_Exercise directions_
Copy out each line in the items below that contains the string "currInfo".

_Element location listings_
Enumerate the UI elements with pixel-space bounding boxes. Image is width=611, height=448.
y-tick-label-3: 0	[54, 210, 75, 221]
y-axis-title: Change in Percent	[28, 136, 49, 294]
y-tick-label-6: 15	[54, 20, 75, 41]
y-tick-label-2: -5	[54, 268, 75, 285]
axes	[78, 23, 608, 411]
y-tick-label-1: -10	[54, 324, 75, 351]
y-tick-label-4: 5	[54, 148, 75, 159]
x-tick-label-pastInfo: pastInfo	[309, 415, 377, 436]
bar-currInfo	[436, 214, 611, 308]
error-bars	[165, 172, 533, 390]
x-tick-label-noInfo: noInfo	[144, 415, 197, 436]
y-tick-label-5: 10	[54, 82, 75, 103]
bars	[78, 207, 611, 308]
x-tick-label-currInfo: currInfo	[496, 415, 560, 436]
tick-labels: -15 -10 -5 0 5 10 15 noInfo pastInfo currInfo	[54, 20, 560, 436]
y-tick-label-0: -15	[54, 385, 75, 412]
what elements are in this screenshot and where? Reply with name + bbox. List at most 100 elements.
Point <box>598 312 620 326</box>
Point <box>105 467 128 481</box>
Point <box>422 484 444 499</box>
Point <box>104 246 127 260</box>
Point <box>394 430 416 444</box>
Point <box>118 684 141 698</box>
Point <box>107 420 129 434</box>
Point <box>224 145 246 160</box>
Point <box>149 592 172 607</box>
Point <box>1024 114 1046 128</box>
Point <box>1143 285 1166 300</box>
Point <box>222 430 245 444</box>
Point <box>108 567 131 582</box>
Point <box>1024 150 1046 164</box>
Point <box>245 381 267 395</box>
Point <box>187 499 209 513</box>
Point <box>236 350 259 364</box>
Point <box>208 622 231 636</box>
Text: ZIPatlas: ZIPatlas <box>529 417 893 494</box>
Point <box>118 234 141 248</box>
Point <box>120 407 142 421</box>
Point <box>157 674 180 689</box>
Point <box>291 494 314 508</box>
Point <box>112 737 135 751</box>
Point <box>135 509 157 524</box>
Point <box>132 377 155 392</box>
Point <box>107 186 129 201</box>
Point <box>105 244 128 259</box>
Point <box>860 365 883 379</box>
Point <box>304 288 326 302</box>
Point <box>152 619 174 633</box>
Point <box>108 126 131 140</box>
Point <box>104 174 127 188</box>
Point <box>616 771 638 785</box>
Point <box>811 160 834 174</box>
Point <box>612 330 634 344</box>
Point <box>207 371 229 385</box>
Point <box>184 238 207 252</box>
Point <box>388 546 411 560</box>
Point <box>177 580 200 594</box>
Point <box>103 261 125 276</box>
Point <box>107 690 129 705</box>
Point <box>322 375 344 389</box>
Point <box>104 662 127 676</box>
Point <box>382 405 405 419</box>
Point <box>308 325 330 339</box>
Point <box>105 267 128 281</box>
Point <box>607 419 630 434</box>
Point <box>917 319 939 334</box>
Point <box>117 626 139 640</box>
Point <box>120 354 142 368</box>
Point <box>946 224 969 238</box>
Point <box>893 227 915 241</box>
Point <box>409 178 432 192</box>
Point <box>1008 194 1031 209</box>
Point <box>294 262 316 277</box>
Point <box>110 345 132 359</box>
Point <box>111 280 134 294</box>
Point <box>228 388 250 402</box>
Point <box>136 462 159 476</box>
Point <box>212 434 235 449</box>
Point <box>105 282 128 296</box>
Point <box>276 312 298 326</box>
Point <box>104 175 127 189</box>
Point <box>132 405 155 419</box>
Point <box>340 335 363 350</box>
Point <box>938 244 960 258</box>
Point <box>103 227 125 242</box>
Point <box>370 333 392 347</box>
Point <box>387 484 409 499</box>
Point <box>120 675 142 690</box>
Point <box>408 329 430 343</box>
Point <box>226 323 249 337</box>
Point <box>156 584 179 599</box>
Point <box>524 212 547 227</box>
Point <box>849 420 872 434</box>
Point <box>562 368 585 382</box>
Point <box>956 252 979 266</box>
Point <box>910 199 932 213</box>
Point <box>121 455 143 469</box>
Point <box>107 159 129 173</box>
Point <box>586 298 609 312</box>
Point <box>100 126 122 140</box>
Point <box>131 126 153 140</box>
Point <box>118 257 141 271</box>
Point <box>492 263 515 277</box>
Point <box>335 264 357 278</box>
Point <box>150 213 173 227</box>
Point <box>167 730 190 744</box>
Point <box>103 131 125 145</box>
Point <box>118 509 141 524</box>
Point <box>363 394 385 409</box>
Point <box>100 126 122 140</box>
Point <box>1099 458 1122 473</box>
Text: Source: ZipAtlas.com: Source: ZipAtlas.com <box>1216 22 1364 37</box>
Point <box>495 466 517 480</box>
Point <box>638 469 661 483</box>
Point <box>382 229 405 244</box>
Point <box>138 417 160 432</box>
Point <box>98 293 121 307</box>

_Answer to the exercise_
bar-currInfo	[436, 214, 611, 308]
x-tick-label-currInfo: currInfo	[496, 415, 560, 436]
tick-labels: -15 -10 -5 0 5 10 15 noInfo pastInfo currInfo	[54, 20, 560, 436]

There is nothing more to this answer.